▶ [Estratto del documento]:
══════════

Ci sono imprenditori che costruiscono fabbriche e imprenditori che costruiscono comunità. Giovanni Borghi, imprenditore visionario e fondatore della storia IGNIS, azienda simbolo dell’innovazione negli elettrodomestici, appartiene senza dubbio a questa seconda categoria. A Comerio, presso l’ex sede Whirlpool, cuore pulsante di una storia familiare e industriale nonché simbolo di un’epoca che ha plasmato l’Italia del dopoguerra, si è svolta la celebrazione del 50° anniversario della morte di Giovanni Borghi. Parte significativa della commemorazione è stata l’emissione, da parte di Poste Italiane, di un annullo filatelico speciale che vede Borghi nella sua classica posa con le dita incrociate. Questo timbro rende l’occasione ancora più indimenticabile, trasformando un momento di memoria in un piccolo pezzo di storia tangibile e simboleggiando il valore duraturo di una figura così importante. L’evento, fortemente voluto da Maurizio Gandini e il suo gruppo di lavoro, segna un passo fondamentale per la riqualificazione dell’area industriale di Comerio con l’inizio di progetti per trasformare l’area in un polo sociale e culturale, rendendo omaggio al passato e costruendo un futuro intriso dei valori che Borghi ha saputo seminare e che traspaiono tutt’oggi dalle parole di suo figlio Guido.

══════════

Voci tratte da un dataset
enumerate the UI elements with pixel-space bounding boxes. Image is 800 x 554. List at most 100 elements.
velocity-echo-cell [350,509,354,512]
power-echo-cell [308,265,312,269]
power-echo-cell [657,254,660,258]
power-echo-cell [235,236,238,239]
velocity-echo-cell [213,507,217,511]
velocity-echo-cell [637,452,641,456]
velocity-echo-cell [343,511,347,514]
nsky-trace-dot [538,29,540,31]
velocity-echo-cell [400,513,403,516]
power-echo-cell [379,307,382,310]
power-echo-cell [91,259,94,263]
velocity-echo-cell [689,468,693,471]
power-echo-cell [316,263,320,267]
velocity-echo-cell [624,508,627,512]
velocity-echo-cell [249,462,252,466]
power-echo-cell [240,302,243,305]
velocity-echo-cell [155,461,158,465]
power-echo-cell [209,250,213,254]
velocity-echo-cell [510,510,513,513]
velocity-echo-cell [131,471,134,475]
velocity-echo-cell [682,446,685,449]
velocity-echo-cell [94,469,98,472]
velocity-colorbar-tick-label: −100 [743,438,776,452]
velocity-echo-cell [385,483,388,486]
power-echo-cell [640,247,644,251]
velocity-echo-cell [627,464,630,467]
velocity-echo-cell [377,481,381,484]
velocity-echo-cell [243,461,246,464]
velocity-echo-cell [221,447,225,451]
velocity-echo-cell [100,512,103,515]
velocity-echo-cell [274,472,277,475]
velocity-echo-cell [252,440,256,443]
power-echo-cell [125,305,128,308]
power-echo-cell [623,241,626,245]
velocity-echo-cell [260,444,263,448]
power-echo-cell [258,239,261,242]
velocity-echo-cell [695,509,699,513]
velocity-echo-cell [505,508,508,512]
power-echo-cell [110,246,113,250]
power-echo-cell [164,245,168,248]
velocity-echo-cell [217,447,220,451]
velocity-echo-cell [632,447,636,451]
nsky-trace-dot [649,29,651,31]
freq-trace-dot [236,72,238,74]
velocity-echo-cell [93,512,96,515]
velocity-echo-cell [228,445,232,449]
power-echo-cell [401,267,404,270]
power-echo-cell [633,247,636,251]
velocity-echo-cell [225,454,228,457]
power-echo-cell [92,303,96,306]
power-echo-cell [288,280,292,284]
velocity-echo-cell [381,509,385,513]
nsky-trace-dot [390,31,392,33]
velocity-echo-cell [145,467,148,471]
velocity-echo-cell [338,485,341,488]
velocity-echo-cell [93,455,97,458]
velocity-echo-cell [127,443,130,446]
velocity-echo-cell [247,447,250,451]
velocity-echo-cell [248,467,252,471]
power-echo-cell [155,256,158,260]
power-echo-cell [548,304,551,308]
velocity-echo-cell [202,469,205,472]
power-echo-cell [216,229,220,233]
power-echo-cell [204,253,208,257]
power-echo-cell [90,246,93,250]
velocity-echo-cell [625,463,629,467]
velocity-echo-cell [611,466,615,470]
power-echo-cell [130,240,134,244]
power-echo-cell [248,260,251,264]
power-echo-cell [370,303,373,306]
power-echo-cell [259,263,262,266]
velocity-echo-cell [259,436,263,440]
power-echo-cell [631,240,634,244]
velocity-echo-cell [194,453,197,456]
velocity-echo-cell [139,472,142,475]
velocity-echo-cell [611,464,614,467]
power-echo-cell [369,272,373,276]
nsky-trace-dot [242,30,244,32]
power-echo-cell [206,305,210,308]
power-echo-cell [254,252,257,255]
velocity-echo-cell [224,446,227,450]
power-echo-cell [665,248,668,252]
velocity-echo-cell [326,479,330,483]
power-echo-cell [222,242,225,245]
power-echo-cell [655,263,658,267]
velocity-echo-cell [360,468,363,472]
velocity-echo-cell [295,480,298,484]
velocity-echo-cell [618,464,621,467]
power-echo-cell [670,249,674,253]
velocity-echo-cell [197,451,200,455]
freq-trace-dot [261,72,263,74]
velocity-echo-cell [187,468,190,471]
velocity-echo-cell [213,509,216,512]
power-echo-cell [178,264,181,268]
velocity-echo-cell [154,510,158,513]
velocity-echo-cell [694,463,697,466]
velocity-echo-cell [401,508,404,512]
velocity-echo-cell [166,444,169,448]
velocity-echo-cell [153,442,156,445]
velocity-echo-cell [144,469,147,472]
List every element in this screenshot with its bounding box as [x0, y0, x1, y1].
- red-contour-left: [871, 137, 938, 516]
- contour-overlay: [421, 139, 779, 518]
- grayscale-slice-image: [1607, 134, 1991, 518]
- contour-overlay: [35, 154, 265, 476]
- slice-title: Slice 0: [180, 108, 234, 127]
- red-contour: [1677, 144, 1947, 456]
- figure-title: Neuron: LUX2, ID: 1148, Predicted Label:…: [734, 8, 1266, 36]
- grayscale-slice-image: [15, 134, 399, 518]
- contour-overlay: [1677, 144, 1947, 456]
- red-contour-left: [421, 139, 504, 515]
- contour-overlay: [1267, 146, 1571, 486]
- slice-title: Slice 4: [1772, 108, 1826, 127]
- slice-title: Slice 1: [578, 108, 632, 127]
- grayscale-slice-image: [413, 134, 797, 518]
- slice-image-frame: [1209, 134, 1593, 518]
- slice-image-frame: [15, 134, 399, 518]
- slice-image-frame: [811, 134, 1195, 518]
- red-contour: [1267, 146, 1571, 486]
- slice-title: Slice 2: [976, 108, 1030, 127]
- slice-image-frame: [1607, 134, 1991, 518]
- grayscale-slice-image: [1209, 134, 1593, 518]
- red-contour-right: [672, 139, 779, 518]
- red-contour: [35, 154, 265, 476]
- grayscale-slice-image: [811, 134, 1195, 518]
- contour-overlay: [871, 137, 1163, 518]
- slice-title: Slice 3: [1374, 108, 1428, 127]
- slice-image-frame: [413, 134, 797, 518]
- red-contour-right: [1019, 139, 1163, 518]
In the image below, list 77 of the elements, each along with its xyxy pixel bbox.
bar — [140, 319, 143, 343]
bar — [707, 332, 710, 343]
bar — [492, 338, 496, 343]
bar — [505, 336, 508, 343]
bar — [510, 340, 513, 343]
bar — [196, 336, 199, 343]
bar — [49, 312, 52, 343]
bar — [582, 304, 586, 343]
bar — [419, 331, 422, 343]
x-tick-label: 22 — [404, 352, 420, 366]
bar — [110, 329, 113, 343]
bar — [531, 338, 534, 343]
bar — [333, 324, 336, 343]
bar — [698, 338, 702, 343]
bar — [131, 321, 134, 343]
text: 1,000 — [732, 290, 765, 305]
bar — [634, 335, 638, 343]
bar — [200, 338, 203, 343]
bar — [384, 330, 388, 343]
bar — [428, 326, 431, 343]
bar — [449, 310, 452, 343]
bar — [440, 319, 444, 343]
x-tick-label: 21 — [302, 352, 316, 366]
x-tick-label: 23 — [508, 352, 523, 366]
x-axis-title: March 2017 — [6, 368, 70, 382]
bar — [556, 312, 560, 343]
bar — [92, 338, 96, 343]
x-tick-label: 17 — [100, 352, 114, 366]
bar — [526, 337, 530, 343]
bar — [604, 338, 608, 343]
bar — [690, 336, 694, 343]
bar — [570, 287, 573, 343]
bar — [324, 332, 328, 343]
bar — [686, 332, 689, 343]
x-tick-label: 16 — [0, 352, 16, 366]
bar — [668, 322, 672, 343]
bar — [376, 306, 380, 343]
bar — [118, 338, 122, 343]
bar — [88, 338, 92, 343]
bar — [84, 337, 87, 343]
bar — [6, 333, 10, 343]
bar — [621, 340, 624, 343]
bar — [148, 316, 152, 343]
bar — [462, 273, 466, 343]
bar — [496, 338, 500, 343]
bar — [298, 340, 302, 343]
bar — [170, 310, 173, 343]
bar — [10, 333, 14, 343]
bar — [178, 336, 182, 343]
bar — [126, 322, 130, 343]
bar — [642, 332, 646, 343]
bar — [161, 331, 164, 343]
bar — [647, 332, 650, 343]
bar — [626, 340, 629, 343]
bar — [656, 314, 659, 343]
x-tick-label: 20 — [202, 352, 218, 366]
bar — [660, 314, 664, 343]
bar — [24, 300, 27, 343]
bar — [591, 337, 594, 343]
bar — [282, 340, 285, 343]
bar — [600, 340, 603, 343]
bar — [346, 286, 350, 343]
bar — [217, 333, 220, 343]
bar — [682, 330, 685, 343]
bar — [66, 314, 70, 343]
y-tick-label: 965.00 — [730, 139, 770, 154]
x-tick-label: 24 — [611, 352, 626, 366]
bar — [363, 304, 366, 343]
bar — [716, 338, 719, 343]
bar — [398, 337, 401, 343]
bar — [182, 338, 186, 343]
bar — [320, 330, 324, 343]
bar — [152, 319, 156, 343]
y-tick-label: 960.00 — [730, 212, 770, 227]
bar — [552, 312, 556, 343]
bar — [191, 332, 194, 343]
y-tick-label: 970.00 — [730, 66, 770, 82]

══════════

▶ [Istruzioni di lavoro]:
(a) Risponda alle seguenti domande sul brano su Giovanni Borghi.
(i) In quale luogo si è svolta la celebrazione del 50° anniversario della morte di Borghi?
(ii) Quale ente ha emesso l'annullo filatelico speciale?
(iii) Da chi è stato fortemente voluto l'evento?
(b) Spieghi, in base al brano su Giovanni Borghi, perché l'annullo filatelico rende l'occasione ancora più indimenticabile.
(c) Prosegua il brano su Giovanni Borghi riprendendo subito dopo l'ultima frase riportata.
Le voci riportate non sono necessarie per svolgere il lavoro.

▶ [Risposte in ordine]:
(a)
(i) A Comerio, presso l'ex sede Whirlpool.
(ii) Poste Italiane.
(iii) Da Maurizio Gandini e dal suo gruppo di lavoro.

(b) L'annullo trasforma un momento di memoria in un piccolo pezzo di storia tangibile. Inoltre simboleggia il valore duraturo di una figura così importante come Giovanni Borghi.

(c)
Con occhi lucidi di emozione, pieni di memoria e affetto, Guido Borghi inizia a raccontare: “Tutto questo è frutto del DNA: l’epigenetica, ancora una volta, ha permesso di portare avanti i tratti, i geni e le caratteristiche che erano già presenti nella mia famiglia. Partiamo da mio nonno che, insieme ai suoi figli, è riuscito a creare una piccola azienda nel settore degli elettrodomestici e degli impianti elettrici, utili ai grandi stabilimenti i quali, negli anni ‘20 e ‘30, erano già in grande fermento industriale. Ciò che ha fatto la differenza è stata la volontà, la determinazione che ha guidato ogni passo della nostra storia familiare”.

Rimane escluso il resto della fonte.